YOUR OBJECTIVE
Find and copy every line in the records that includes the string "color".

Data entries for graphics:
>>>>

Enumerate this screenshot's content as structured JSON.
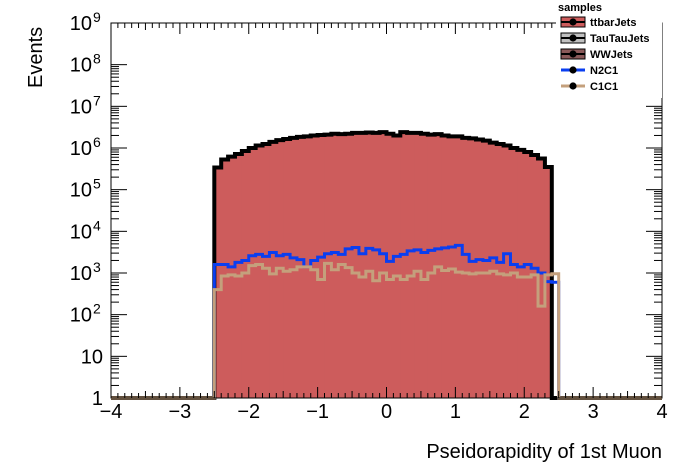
{
  "chart_data": {
    "type": "histogram",
    "xlabel": "Pseidorapidity of 1st Muon",
    "ylabel": "Events",
    "xlim": [
      -4,
      4
    ],
    "ylim": [
      1,
      1000000000
    ],
    "yscale": "log",
    "x_ticks": [
      {
        "value": -4,
        "label": "−4"
      },
      {
        "value": -3,
        "label": "−3"
      },
      {
        "value": -2,
        "label": "−2"
      },
      {
        "value": -1,
        "label": "−1"
      },
      {
        "value": 0,
        "label": "0"
      },
      {
        "value": 1,
        "label": "1"
      },
      {
        "value": 2,
        "label": "2"
      },
      {
        "value": 3,
        "label": "3"
      },
      {
        "value": 4,
        "label": "4"
      }
    ],
    "y_ticks": [
      {
        "value": 1,
        "label": "1",
        "exp": ""
      },
      {
        "value": 10,
        "label": "10",
        "exp": ""
      },
      {
        "value": 100,
        "label": "10",
        "exp": "2"
      },
      {
        "value": 1000,
        "label": "10",
        "exp": "3"
      },
      {
        "value": 10000,
        "label": "10",
        "exp": "4"
      },
      {
        "value": 100000,
        "label": "10",
        "exp": "5"
      },
      {
        "value": 1000000,
        "label": "10",
        "exp": "6"
      },
      {
        "value": 10000000,
        "label": "10",
        "exp": "7"
      },
      {
        "value": 100000000,
        "label": "10",
        "exp": "8"
      },
      {
        "value": 1000000000,
        "label": "10",
        "exp": "9"
      }
    ],
    "bin_edges": [
      -4.0,
      -3.9,
      -3.8,
      -3.7,
      -3.6,
      -3.5,
      -3.4,
      -3.3,
      -3.2,
      -3.1,
      -3.0,
      -2.9,
      -2.8,
      -2.7,
      -2.6,
      -2.5,
      -2.4,
      -2.3,
      -2.2,
      -2.1,
      -2.0,
      -1.9,
      -1.8,
      -1.7,
      -1.6,
      -1.5,
      -1.4,
      -1.3,
      -1.2,
      -1.1,
      -1.0,
      -0.9,
      -0.8,
      -0.7,
      -0.6,
      -0.5,
      -0.4,
      -0.3,
      -0.2,
      -0.1,
      0.0,
      0.1,
      0.2,
      0.3,
      0.4,
      0.5,
      0.6,
      0.7,
      0.8,
      0.9,
      1.0,
      1.1,
      1.2,
      1.3,
      1.4,
      1.5,
      1.6,
      1.7,
      1.8,
      1.9,
      2.0,
      2.1,
      2.2,
      2.3,
      2.4,
      2.5,
      2.6,
      2.7,
      2.8,
      2.9,
      3.0,
      3.1,
      3.2,
      3.3,
      3.4,
      3.5,
      3.6,
      3.7,
      3.8,
      3.9,
      4.0
    ],
    "legend_title": "samples",
    "legend_position": "top-right",
    "series": [
      {
        "name": "ttbarJets",
        "style": "filled",
        "fill": "#cd5c5c",
        "line": "#000000",
        "values": [
          1,
          1,
          1,
          1,
          1,
          1,
          1,
          1,
          1,
          1,
          1,
          1,
          1,
          1,
          1,
          340000,
          530000,
          620000,
          720000,
          850000,
          1000000,
          1150000,
          1250000,
          1400000,
          1550000,
          1650000,
          1750000,
          1850000,
          1900000,
          2000000,
          2050000,
          2100000,
          2200000,
          2150000,
          2200000,
          2300000,
          2300000,
          2350000,
          2300000,
          2400000,
          2200000,
          2000000,
          2400000,
          2300000,
          2300000,
          2200000,
          2100000,
          2150000,
          2000000,
          1900000,
          1900000,
          1750000,
          1700000,
          1600000,
          1500000,
          1350000,
          1250000,
          1150000,
          1000000,
          900000,
          800000,
          680000,
          560000,
          350000,
          1,
          1,
          1,
          1,
          1,
          1,
          1,
          1,
          1,
          1,
          1,
          1,
          1,
          1,
          1,
          1
        ]
      },
      {
        "name": "TauTauJets",
        "style": "marker",
        "color": "#c0c0c0",
        "values": []
      },
      {
        "name": "WWJets",
        "style": "marker",
        "color": "#8b5a5a",
        "values": []
      },
      {
        "name": "N2C1",
        "style": "step",
        "color": "#0a3ef0",
        "values": [
          1,
          1,
          1,
          1,
          1,
          1,
          1,
          1,
          1,
          1,
          1,
          1,
          1,
          1,
          1,
          1600,
          1600,
          1400,
          1800,
          2000,
          2600,
          2800,
          2500,
          3100,
          2600,
          2800,
          2300,
          2100,
          1400,
          2000,
          2400,
          2900,
          3100,
          2800,
          3800,
          4100,
          2900,
          3900,
          3600,
          2900,
          1900,
          2500,
          2800,
          3400,
          3600,
          3100,
          3500,
          3800,
          4000,
          4200,
          4600,
          2800,
          1900,
          2100,
          2000,
          2300,
          1800,
          2900,
          1600,
          1400,
          1600,
          1300,
          1000,
          620,
          600,
          1,
          1,
          1,
          1,
          1,
          1,
          1,
          1,
          1,
          1,
          1,
          1,
          1,
          1,
          1
        ]
      },
      {
        "name": "C1C1",
        "style": "step",
        "color": "#c4a07c",
        "values": [
          1,
          1,
          1,
          1,
          1,
          1,
          1,
          1,
          1,
          1,
          1,
          1,
          1,
          1,
          1,
          400,
          850,
          900,
          850,
          1000,
          1500,
          1600,
          1300,
          950,
          1300,
          1100,
          1200,
          1400,
          1400,
          1200,
          700,
          1700,
          1200,
          1600,
          1350,
          1000,
          800,
          1100,
          650,
          1000,
          700,
          850,
          700,
          850,
          1100,
          700,
          1000,
          1400,
          1150,
          1250,
          1050,
          1000,
          950,
          1000,
          1000,
          1100,
          950,
          900,
          1000,
          800,
          800,
          900,
          160,
          900,
          960,
          1,
          1,
          1,
          1,
          1,
          1,
          1,
          1,
          1,
          1,
          1,
          1,
          1,
          1,
          1
        ]
      }
    ]
  }
}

<<<<

WRITTEN SOLUTION
        "color": "#c0c0c0",
        "color": "#8b5a5a",
        "color": "#0a3ef0",
        "color": "#c4a07c",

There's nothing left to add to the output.